WHAT TO PRODUCE.
Look over the lines below. Report each one that includes the string "being".
-- begin STORED DATA --
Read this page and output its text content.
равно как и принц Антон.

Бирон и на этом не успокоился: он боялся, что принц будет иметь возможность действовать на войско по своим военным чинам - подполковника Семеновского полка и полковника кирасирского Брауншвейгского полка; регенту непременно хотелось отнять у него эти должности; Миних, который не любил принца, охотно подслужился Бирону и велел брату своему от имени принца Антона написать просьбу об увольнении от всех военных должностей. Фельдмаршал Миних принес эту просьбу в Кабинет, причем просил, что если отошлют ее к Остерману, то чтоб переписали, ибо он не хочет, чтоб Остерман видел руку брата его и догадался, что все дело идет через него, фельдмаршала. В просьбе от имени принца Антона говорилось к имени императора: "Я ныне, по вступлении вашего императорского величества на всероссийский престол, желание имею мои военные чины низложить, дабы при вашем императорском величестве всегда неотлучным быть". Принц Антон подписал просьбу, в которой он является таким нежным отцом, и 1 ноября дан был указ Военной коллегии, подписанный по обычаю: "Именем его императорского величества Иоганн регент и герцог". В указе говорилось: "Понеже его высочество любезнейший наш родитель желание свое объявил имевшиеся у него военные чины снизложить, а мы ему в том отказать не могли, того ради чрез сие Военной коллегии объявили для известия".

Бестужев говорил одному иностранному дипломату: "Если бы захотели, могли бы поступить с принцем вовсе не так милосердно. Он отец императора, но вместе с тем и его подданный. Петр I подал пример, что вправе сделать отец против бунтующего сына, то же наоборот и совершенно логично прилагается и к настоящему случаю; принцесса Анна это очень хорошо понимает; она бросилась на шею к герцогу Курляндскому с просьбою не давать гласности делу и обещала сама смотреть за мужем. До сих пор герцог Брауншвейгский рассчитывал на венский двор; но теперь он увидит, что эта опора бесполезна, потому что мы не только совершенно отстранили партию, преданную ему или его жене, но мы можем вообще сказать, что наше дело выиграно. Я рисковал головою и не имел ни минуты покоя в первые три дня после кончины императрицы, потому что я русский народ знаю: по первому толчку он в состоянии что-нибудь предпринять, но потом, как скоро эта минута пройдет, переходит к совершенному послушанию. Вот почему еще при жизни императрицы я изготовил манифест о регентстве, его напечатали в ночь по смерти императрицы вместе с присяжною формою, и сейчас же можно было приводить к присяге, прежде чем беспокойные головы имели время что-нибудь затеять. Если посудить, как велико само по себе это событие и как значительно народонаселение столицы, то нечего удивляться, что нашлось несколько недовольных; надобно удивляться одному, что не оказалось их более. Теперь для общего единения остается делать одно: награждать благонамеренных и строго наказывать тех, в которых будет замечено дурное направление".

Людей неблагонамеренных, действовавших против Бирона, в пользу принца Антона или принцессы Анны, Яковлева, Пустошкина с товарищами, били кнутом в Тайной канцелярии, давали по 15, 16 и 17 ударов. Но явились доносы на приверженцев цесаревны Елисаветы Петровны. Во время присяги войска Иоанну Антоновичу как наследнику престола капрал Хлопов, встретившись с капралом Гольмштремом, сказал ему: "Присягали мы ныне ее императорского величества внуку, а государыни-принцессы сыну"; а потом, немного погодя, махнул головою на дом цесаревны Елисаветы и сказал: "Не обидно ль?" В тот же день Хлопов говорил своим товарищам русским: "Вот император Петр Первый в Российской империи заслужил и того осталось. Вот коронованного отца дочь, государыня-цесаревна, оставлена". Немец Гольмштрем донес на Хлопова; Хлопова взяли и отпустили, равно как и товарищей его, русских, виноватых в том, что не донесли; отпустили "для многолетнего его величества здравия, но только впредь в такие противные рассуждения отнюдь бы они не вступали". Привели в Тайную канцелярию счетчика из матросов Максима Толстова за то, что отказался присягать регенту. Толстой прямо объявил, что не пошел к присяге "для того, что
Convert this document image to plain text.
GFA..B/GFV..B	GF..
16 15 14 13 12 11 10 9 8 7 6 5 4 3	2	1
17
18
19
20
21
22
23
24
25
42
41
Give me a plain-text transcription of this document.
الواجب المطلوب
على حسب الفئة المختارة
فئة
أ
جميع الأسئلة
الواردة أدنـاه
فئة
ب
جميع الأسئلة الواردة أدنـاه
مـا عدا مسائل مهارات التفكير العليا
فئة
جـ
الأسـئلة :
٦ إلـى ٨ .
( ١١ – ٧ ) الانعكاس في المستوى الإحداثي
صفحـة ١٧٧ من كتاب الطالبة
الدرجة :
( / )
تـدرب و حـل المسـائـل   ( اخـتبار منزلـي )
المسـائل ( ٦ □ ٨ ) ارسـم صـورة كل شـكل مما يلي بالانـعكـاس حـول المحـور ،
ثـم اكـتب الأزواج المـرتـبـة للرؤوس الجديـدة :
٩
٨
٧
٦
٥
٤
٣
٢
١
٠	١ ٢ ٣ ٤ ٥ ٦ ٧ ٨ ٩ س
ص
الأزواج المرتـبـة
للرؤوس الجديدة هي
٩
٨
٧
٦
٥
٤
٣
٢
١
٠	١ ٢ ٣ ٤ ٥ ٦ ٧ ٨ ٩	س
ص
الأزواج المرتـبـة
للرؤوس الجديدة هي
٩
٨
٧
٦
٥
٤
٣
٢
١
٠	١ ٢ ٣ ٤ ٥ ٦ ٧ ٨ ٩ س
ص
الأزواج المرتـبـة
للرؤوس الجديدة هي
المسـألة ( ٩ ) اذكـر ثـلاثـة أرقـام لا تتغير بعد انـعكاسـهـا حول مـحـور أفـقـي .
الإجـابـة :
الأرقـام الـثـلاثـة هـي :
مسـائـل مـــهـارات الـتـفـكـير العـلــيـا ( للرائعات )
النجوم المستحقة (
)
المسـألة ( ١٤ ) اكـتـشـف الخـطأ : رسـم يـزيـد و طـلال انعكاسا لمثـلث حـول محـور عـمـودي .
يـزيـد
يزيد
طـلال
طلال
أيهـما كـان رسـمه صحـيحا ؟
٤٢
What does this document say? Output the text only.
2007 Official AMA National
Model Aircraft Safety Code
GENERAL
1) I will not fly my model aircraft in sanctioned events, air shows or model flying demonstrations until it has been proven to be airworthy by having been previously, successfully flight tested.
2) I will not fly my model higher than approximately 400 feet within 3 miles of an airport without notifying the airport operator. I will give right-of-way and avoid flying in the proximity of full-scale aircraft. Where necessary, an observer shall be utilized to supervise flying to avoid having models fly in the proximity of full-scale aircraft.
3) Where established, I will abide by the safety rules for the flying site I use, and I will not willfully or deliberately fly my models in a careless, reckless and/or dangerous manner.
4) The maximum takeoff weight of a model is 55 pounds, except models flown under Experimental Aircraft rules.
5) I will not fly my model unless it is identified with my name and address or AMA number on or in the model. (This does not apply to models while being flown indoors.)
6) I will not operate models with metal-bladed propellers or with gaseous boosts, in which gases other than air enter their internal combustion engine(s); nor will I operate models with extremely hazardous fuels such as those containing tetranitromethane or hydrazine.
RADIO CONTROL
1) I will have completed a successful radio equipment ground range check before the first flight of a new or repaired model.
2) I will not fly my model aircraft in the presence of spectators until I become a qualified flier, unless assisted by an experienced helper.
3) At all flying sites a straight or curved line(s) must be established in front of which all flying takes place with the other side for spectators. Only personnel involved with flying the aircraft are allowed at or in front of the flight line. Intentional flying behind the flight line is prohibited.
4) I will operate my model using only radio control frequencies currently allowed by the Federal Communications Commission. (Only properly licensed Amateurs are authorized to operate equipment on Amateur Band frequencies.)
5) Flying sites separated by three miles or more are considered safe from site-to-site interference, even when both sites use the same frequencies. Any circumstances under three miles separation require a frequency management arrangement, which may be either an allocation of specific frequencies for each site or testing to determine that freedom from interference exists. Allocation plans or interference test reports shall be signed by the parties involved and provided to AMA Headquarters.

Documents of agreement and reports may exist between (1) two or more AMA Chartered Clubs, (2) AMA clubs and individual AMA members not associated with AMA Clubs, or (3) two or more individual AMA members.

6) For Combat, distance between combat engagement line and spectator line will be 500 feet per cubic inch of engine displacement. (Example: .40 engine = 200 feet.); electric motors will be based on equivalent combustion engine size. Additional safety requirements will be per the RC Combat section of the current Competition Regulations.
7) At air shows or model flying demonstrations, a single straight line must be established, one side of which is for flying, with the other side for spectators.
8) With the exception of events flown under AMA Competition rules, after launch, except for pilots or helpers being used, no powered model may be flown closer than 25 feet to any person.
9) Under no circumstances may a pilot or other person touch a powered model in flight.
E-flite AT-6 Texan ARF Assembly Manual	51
-- end STORED DATA --
FINAL RESULT.
5) I will not fly my model unless it is identified with my name and address or AMA number on or in the model. (This does not apply to models while being flown indoors.)
8) With the exception of events flown under AMA Competition rules, after launch, except for pilots or helpers being used, no powered model may be flown closer than 25 feet to any person.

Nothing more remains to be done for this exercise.